INSTRUCTION> Collect each line containing "Forster".

* Begin *

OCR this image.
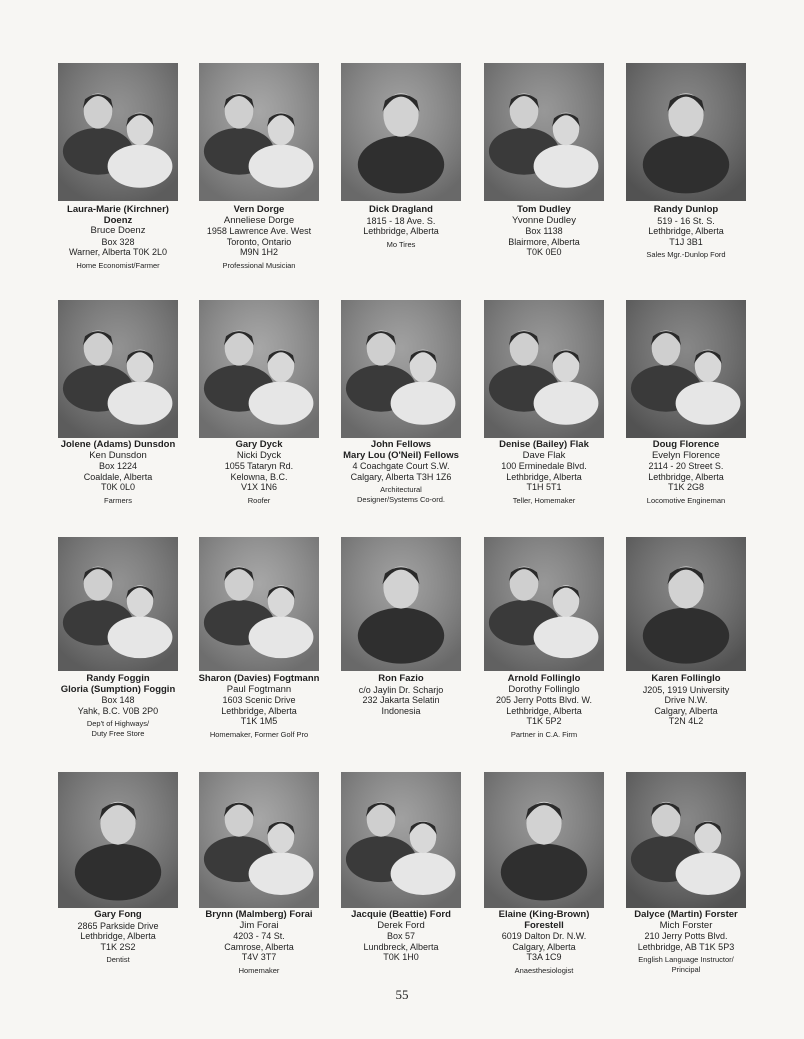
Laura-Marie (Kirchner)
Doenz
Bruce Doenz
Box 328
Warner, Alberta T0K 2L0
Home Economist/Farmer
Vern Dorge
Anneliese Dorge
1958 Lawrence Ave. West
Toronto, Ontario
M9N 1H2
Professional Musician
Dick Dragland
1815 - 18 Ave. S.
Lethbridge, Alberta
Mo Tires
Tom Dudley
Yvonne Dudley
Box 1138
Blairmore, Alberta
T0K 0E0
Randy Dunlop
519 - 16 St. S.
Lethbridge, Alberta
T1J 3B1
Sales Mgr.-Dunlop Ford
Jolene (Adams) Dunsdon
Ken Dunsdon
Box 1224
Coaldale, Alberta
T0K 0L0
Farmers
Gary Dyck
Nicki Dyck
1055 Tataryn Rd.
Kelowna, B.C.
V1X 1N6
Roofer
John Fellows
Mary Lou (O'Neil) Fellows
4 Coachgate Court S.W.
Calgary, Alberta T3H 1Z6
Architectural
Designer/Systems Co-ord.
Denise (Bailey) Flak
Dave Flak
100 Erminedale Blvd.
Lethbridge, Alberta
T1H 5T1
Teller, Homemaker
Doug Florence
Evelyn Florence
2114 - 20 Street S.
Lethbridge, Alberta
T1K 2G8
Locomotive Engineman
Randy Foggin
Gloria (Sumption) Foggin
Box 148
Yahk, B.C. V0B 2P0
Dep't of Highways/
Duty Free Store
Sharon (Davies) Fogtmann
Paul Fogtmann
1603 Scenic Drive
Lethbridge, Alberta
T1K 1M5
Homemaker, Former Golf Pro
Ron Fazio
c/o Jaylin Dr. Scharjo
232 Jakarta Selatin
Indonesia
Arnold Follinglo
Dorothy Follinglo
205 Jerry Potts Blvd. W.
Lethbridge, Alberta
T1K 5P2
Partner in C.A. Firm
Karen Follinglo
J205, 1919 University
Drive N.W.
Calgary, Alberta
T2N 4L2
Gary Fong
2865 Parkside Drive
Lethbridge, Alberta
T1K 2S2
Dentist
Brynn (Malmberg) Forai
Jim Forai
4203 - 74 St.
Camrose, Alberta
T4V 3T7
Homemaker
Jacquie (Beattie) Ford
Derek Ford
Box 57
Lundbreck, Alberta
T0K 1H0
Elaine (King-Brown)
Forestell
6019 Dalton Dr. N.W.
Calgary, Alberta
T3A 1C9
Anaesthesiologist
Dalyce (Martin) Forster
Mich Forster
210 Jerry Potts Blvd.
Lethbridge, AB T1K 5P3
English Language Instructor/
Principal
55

* End *
* Begin *

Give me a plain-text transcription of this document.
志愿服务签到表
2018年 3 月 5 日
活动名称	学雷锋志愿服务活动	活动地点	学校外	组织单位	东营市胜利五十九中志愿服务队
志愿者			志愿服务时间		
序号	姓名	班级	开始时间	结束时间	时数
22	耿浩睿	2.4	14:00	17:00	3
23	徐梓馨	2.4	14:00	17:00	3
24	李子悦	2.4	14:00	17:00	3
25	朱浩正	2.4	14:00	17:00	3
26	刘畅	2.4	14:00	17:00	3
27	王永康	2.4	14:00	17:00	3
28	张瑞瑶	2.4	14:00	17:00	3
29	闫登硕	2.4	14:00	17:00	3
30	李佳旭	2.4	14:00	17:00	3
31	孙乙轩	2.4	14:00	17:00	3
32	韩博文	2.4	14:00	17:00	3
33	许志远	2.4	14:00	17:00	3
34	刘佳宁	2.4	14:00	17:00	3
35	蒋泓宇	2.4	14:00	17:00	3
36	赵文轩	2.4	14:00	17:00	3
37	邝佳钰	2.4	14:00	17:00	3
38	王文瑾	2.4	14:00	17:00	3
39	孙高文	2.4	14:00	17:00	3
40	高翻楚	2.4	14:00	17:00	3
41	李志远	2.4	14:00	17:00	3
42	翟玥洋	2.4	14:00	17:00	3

* End *
* Begin *

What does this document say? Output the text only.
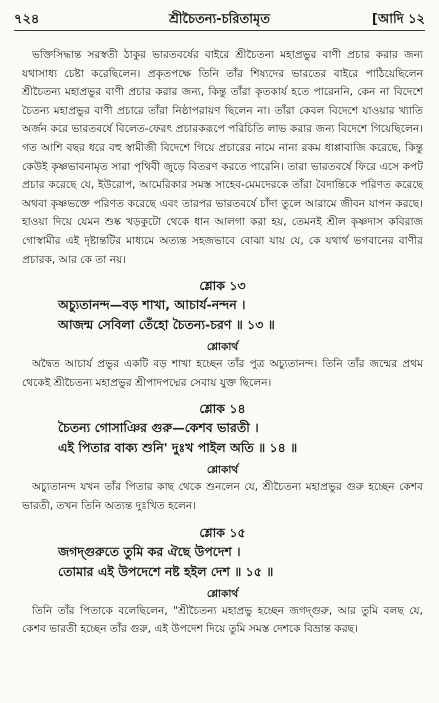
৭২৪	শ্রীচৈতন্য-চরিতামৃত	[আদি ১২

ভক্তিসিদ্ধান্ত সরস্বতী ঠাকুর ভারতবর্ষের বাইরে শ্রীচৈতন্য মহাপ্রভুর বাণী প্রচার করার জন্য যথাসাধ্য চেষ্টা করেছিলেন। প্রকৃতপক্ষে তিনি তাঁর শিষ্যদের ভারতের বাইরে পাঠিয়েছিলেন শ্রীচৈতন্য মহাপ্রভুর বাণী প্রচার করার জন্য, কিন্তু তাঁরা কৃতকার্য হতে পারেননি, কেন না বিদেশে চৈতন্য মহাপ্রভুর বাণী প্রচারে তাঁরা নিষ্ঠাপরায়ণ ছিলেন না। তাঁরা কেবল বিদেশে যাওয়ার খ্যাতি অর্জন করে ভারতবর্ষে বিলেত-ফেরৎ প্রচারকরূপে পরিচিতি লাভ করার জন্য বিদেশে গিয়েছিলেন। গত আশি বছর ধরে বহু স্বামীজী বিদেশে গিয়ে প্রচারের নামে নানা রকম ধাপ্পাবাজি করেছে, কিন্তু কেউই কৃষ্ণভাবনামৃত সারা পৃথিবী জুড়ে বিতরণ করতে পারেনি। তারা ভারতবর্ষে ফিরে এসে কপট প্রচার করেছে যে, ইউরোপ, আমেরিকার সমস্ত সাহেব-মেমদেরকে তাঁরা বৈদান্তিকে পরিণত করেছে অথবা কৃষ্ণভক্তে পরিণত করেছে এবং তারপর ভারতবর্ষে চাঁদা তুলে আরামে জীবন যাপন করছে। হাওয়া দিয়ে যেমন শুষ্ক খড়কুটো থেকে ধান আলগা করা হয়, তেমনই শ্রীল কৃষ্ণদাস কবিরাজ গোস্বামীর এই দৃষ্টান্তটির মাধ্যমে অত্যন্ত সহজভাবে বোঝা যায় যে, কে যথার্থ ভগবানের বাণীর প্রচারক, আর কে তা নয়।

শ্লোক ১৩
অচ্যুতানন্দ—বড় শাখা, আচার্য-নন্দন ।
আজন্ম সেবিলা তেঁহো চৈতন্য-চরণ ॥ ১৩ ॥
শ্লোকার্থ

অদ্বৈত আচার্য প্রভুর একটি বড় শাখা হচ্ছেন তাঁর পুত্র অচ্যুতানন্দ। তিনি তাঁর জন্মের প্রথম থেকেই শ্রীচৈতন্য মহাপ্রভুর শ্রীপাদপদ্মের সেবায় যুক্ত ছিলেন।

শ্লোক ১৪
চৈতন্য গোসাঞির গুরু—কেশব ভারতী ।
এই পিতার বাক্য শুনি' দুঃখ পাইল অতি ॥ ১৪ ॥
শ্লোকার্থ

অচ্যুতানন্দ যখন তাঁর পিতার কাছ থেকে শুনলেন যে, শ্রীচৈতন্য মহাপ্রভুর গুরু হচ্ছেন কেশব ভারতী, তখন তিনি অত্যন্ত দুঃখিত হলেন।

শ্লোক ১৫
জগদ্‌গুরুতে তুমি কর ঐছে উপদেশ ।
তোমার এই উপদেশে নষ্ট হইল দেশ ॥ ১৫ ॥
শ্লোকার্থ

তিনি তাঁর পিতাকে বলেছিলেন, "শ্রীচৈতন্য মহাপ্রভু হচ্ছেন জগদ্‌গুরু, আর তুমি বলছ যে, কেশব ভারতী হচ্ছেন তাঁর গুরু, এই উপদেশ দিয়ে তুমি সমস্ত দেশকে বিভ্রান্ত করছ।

* End *

ANSWER TO THE EXERCISE>
Dalyce (Martin) Forster
Mich Forster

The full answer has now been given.